→ Provided text

• • • • • • •

King of Fighters Maximum Impact 2 PlayStation 2
Published by: Ignition Entertainment
Developed by: SNK Playmore
Release Date: Out Now
Whilst reviewing King of Fighters Maximum Impact 2, I also happened to be reviewing The King of Fighters XI as both games arrived simultaneously at Deaf Gamers HQ. In some ways that was a little unfortunate for King of Fighters Maximum Impact 2. The King of Fighters XI showed that a classic formula shouldn't be changed in order to appeal to a wider audience and it was a better game for it. In fact SNK Playmore had refined the classic formula to make it even more appealing to fans of the series. King of Fighters Maximum Impact 2 takes a different route however and is a 3D fighter that's clearly aimed at a more general audience. Sure it's probably more visually appealing but you can't help but feel it's an inferior product when compared to The King of Fighters XI.
King of Fighters Maximum Impact 2 offers a Story, Versus, Challenge (which includes Time Attack, Quest Survival and missions modes) and Practice mode. The game initially offers 24 characters to choose from but by the time you've unlocked them all you'll have a total of almost 40, which is quite impressive for a 3D fighting title. As well as extra characters to unlock there are character costumes, levels and mini-games to discover too. The game also claims to have an improved fighting system thanks to the ability to now block and parry your opponent's attacks.
Compared to the impressive The King of Fighters XI, Maximum Impact 2 feels disappointing although that's not to say it's a bad game. There are no 3 VS 3 battles to be had. The AI seems pretty lacklustre and for the most part doesn't put up that much of a challenge. One exception to this easy difficulty level is the boss fights where the boss seems far superior to the other characters you'll face and is quite capable of giving your fighter a hiding. It's obviously been tailored to be more appealing to those who wouldn't touch a 2D fighting game with a barge pole but the combat system feels fairly shallow, as if it's been streamlined from the 2D games, and it's certainly difficult to see anyone preferring this to the Virtua Fighter and Tekken games. Had online play been included it may have been a saving grace. Whilst the Japanese version had online play it's sadly been removed for this European release, which is a shame.
As we've already mentioned, Maximum Impact 2 is a 3D fighting game and given this is the case it's only natural that a good looking game is expected. Compared to the many 3D fighters on the PlayStation 2, Maximum Impact 2 looks a little bland and, a little out of date. The character models certainly aren't as detailed as they could have been and look like they have been taken from an early PlayStation 2 game as opposed to one that's appeared in the consoles twilight. The characters certainly don't have the charm of the 2D sprites that are used in The King of Fighters XI but to be honest I don't think the characters in any of the 3D fighting games have managed to retain their charm from earlier 2D versions. The levels you'll fight in aren't particularly impressive either. The game supports 50 and 60Hz and the frame rate is rock solid throughout.
Maximum Impact 2 is a little better than The King of Fighters XI in terms of its suitability for deaf gamers. There are subtitles and they are enabled by default. These subtitles are rather simplistic and are displayed using white text on a dark overlay. There are no character names or portraits placed next to the subtitles. Comments made by the announcer on the menus and during the fight are not subtitled but all comments made by the fighters prior to and after the fight are subtitled. The fighters make the odd remark during a battle but these comments are not subtitled. The omissions are no cause for concern however and deaf gamers will have no problems with the game.

• • • • • • •

→ Explore the material
A – Rewrite the paragraph of the review that begins "King of Fighters Maximum Impact 2 offers a Story" as a brief bulleted list, keeping its main facts.
B – Retype a passage of the review word for word, starting at the words "As we've already" and stopping after the words "rock solid throughout.".

→ Given data
• • • • • • •

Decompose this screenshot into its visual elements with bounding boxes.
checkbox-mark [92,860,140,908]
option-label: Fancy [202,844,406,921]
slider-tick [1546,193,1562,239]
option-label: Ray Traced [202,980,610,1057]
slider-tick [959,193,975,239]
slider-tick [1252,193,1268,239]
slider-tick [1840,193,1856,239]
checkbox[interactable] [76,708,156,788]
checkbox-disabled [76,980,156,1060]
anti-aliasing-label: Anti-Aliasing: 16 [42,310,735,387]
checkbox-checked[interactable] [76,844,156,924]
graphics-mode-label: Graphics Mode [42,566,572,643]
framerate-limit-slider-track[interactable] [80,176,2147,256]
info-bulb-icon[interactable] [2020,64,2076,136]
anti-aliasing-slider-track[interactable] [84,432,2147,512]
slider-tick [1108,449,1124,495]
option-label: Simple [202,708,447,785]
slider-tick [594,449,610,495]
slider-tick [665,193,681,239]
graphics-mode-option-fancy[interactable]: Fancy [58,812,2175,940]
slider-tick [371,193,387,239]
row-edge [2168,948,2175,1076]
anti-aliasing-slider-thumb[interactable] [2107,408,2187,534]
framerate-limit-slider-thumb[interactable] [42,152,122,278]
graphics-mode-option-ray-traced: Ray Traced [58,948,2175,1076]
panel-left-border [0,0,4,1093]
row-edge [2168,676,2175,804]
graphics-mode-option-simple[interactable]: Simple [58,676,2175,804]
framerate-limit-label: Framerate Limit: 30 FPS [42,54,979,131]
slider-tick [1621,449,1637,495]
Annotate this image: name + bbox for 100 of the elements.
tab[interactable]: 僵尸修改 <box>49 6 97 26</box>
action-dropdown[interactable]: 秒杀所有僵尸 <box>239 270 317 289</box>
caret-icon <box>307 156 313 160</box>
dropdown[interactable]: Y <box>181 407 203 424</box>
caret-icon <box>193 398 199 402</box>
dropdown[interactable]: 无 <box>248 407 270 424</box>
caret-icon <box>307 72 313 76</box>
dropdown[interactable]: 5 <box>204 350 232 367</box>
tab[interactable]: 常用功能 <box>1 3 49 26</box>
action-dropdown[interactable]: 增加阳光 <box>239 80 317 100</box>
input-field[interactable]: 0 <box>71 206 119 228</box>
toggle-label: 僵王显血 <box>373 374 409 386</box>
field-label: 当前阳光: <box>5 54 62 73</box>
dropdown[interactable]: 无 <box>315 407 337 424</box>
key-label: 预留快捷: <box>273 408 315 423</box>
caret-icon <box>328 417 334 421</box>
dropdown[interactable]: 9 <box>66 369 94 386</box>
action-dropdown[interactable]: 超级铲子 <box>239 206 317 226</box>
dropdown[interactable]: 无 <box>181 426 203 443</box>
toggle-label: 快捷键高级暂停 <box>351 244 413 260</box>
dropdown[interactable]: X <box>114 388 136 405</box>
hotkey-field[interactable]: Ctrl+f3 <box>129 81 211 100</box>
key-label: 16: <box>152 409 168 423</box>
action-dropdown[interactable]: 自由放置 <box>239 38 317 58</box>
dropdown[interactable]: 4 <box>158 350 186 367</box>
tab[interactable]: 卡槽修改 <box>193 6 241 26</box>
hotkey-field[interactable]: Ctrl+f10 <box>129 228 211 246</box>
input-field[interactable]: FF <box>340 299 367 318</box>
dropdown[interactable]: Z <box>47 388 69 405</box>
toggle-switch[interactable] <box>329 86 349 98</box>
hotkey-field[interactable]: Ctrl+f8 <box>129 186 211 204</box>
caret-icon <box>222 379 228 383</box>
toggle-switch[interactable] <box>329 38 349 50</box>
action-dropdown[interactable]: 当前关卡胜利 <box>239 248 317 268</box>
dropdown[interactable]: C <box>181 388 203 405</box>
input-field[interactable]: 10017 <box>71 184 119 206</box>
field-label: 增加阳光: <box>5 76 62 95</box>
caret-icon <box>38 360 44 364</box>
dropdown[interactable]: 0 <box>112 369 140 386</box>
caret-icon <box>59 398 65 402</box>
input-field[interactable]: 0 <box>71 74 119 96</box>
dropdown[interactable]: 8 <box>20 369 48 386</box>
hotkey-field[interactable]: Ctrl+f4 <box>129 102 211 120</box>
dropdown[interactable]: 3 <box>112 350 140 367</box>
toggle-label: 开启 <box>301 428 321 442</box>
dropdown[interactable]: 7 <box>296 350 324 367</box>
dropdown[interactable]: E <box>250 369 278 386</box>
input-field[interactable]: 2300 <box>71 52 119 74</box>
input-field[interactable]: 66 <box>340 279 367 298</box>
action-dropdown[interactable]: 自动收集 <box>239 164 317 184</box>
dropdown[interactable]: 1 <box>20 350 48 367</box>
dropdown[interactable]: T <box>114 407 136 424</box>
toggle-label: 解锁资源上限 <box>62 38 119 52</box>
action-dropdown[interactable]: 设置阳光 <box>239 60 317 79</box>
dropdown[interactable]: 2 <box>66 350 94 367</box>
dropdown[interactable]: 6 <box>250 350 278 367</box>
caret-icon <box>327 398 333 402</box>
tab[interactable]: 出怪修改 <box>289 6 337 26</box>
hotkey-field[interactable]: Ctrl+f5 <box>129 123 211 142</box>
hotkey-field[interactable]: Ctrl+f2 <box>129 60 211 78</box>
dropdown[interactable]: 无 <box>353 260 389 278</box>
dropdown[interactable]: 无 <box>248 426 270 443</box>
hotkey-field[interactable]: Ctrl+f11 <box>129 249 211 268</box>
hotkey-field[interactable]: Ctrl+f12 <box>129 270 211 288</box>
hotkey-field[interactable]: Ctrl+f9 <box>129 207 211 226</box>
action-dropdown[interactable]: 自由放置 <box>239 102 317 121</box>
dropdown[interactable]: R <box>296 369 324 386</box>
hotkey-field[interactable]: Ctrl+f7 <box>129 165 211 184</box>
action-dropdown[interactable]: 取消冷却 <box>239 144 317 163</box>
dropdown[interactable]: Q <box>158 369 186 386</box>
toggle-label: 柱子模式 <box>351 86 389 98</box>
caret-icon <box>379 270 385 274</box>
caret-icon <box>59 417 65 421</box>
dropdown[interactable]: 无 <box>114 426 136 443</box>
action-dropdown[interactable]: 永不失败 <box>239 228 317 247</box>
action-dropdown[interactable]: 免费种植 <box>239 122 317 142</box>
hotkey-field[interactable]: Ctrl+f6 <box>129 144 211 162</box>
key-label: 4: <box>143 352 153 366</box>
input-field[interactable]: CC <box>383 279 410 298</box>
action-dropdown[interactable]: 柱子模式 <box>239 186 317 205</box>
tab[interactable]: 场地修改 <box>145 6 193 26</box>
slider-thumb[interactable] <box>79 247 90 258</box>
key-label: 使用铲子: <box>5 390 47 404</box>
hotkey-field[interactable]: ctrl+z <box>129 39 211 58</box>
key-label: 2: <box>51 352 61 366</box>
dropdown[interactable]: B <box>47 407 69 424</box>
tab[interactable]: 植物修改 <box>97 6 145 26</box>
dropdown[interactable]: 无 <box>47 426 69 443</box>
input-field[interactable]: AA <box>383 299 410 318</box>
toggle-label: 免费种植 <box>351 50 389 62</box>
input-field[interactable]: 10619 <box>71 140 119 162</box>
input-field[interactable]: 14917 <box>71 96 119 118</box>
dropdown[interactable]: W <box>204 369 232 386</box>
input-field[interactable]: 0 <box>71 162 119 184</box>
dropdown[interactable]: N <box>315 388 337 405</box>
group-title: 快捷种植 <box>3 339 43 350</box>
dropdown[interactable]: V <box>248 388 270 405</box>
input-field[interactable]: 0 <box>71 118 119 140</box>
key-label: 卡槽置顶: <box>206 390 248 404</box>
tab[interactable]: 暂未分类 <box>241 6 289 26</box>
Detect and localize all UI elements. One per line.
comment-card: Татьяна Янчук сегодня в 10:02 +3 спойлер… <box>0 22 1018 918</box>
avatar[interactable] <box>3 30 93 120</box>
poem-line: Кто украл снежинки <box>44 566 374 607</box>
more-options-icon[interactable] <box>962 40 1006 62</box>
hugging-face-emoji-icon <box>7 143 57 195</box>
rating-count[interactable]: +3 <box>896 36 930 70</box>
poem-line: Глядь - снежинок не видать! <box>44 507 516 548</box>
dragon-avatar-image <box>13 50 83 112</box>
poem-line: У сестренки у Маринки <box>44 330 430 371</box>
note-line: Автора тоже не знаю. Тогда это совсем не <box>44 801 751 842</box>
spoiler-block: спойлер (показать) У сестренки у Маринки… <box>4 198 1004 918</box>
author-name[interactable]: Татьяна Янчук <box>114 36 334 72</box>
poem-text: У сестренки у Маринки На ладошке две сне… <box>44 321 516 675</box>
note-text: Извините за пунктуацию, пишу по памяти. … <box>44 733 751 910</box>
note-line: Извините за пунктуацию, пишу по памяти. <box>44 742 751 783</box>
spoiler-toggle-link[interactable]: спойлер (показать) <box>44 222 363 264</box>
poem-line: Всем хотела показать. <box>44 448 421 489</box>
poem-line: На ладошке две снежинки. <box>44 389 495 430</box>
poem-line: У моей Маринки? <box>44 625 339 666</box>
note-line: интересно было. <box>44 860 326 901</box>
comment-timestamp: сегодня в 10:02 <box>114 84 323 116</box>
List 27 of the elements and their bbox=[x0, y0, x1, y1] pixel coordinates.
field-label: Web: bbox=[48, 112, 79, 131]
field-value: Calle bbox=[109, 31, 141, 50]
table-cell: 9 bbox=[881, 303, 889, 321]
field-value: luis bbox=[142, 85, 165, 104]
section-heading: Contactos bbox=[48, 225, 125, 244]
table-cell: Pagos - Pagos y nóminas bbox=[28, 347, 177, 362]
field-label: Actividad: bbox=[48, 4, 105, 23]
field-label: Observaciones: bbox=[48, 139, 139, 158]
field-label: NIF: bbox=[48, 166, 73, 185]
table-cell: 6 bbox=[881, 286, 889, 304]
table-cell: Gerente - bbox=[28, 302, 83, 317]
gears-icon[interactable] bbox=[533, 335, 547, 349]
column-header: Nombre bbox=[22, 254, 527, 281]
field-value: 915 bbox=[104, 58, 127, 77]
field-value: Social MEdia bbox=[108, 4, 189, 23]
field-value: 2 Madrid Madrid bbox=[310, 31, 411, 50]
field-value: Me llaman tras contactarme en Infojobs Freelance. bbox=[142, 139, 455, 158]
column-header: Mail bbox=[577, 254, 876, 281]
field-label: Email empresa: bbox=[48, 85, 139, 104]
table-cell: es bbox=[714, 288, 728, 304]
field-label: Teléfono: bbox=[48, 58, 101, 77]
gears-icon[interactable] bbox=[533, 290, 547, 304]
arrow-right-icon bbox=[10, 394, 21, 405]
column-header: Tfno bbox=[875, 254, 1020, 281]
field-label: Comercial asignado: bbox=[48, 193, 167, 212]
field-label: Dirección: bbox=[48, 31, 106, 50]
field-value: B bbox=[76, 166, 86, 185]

• • • • • • •

→ Exercise results
A –
- Modes: Story, Versus, Challenge (with Time Attack, Quest Survival and missions modes) and Practice.
- Characters: 24 at first, almost 40 once all are unlocked, which is quite impressive for a 3D fighting title.
- Other unlockables: character costumes, levels and mini-games.
- Fighting system: claimed to be improved by the new ability to block and parry an opponent's attacks.

B –
As we've already mentioned, Maximum Impact 2 is a 3D fighting game and given this is the case it's only natural that a good looking game is expected. Compared to the many 3D fighters on the PlayStation 2, Maximum Impact 2 looks a little bland and, a little out of date. The character models certainly aren't as detailed as they could have been and look like they have been taken from an early PlayStation 2 game as opposed to one that's appeared in the consoles twilight. The characters certainly don't have the charm of the 2D sprites that are used in The King of Fighters XI but to be honest I don't think the characters in any of the 3D fighting games have managed to retain their charm from earlier 2D versions. The levels you'll fight in aren't particularly impressive either. The game supports 50 and 60Hz and the frame rate is rock solid throughout.